All of the entries must be reproduced exactly, with no images carried over.

───── Given entries

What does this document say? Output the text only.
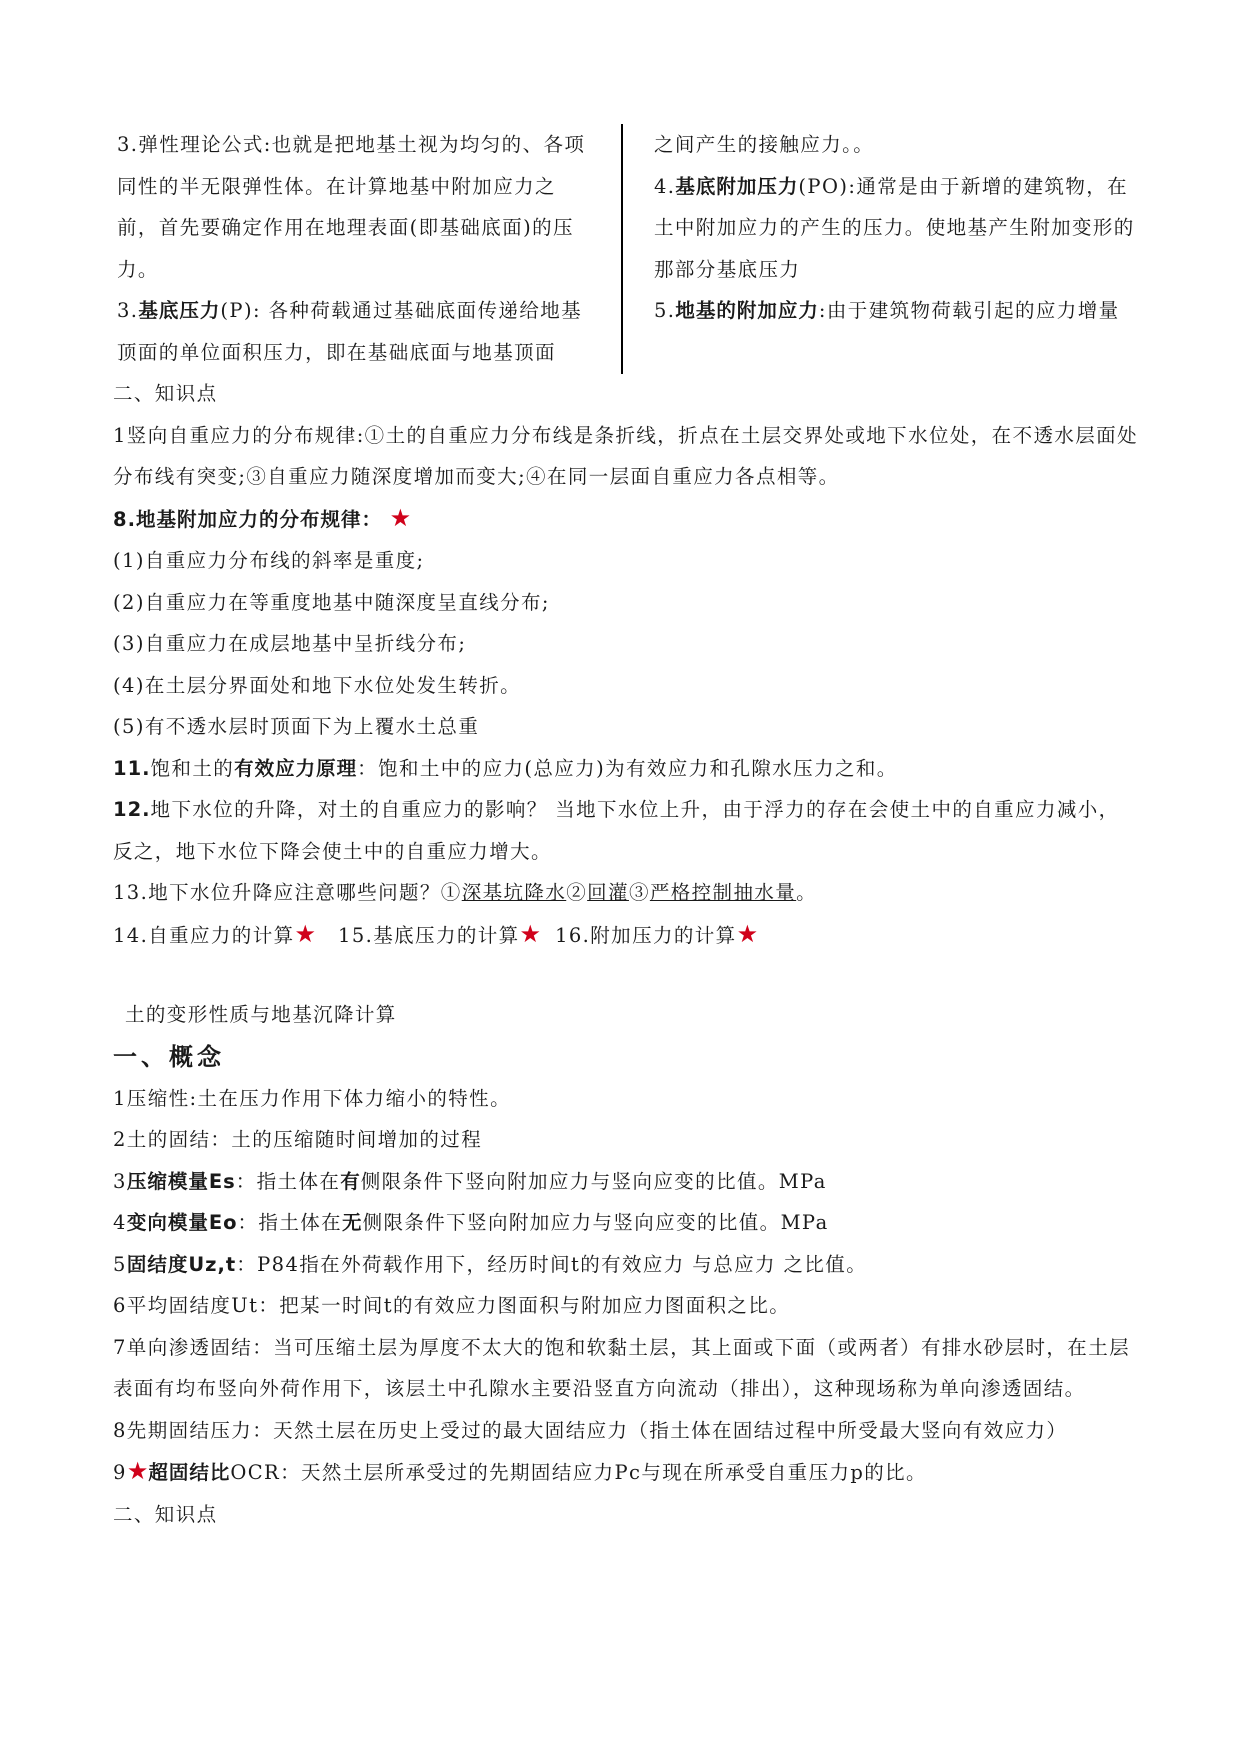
3.弹性理论公式:也就是把地基土视为均匀的、各项同性的半无限弹性体。在计算地基中附加应力之前，首先要确定作用在地理表面(即基础底面)的压力。

3.基底压力(P): 各种荷载通过基础底面传递给地基顶面的单位面积压力，即在基础底面与地基顶面

之间产生的接触应力。。

4.基底附加压力(PO):通常是由于新增的建筑物，在土中附加应力的产生的压力。使地基产生附加变形的那部分基底压力

5.地基的附加应力:由于建筑物荷载引起的应力增量

二、知识点

1竖向自重应力的分布规律:①土的自重应力分布线是条折线，折点在土层交界处或地下水位处，在不透水层面处分布线有突变;③自重应力随深度增加而变大;④在同一层面自重应力各点相等。

8.地基附加应力的分布规律： ★

(1)自重应力分布线的斜率是重度;

(2)自重应力在等重度地基中随深度呈直线分布;

(3)自重应力在成层地基中呈折线分布;

(4)在土层分界面处和地下水位处发生转折。

(5)有不透水层时顶面下为上覆水土总重

11.饱和土的有效应力原理：饱和土中的应力(总应力)为有效应力和孔隙水压力之和。

12.地下水位的升降，对土的自重应力的影响？ 当地下水位上升，由于浮力的存在会使土中的自重应力减小，反之，地下水位下降会使土中的自重应力增大。

13.地下水位升降应注意哪些问题？①深基坑降水②回灌③严格控制抽水量。

14.自重应力的计算★ 15.基底压力的计算★ 16.附加压力的计算★

土的变形性质与地基沉降计算

一、概念

1压缩性:土在压力作用下体力缩小的特性。

2土的固结：土的压缩随时间增加的过程

3压缩模量Es：指土体在有侧限条件下竖向附加应力与竖向应变的比值。MPa

4变向模量Eo：指土体在无侧限条件下竖向附加应力与竖向应变的比值。MPa

5固结度Uz,t：P84指在外荷载作用下，经历时间t的有效应力 与总应力 之比值。

6平均固结度Ut：把某一时间t的有效应力图面积与附加应力图面积之比。

7单向渗透固结：当可压缩土层为厚度不太大的饱和软黏土层，其上面或下面（或两者）有排水砂层时，在土层表面有均布竖向外荷作用下，该层土中孔隙水主要沿竖直方向流动（排出），这种现场称为单向渗透固结。

8先期固结压力：天然土层在历史上受过的最大固结应力（指土体在固结过程中所受最大竖向有效应力）

9★超固结比OCR：天然土层所承受过的先期固结应力Pc与现在所承受自重压力p的比。

二、知识点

──────────

** Written answer **
What does this document say? Output the text only.
3.弹性理论公式:也就是把地基土视为均匀的、各项同性的半无限弹性体。在计算地基中附加应力之前，首先要确定作用在地理表面(即基础底面)的压力。

3.基底压力(P): 各种荷载通过基础底面传递给地基顶面的单位面积压力，即在基础底面与地基顶面

之间产生的接触应力。。

4.基底附加压力(PO):通常是由于新增的建筑物，在土中附加应力的产生的压力。使地基产生附加变形的那部分基底压力

5.地基的附加应力:由于建筑物荷载引起的应力增量

二、知识点

1竖向自重应力的分布规律:①土的自重应力分布线是条折线，折点在土层交界处或地下水位处，在不透水层面处分布线有突变;③自重应力随深度增加而变大;④在同一层面自重应力各点相等。

8.地基附加应力的分布规律： ★

(1)自重应力分布线的斜率是重度;

(2)自重应力在等重度地基中随深度呈直线分布;

(3)自重应力在成层地基中呈折线分布;

(4)在土层分界面处和地下水位处发生转折。

(5)有不透水层时顶面下为上覆水土总重

11.饱和土的有效应力原理：饱和土中的应力(总应力)为有效应力和孔隙水压力之和。

12.地下水位的升降，对土的自重应力的影响？ 当地下水位上升，由于浮力的存在会使土中的自重应力减小，反之，地下水位下降会使土中的自重应力增大。

13.地下水位升降应注意哪些问题？①深基坑降水②回灌③严格控制抽水量。

14.自重应力的计算★ 15.基底压力的计算★ 16.附加压力的计算★

土的变形性质与地基沉降计算

一、概念

1压缩性:土在压力作用下体力缩小的特性。

2土的固结：土的压缩随时间增加的过程

3压缩模量Es：指土体在有侧限条件下竖向附加应力与竖向应变的比值。MPa

4变向模量Eo：指土体在无侧限条件下竖向附加应力与竖向应变的比值。MPa

5固结度Uz,t：P84指在外荷载作用下，经历时间t的有效应力 与总应力 之比值。

6平均固结度Ut：把某一时间t的有效应力图面积与附加应力图面积之比。

7单向渗透固结：当可压缩土层为厚度不太大的饱和软黏土层，其上面或下面（或两者）有排水砂层时，在土层表面有均布竖向外荷作用下，该层土中孔隙水主要沿竖直方向流动（排出），这种现场称为单向渗透固结。

8先期固结压力：天然土层在历史上受过的最大固结应力（指土体在固结过程中所受最大竖向有效应力）

9★超固结比OCR：天然土层所承受过的先期固结应力Pc与现在所承受自重压力p的比。

二、知识点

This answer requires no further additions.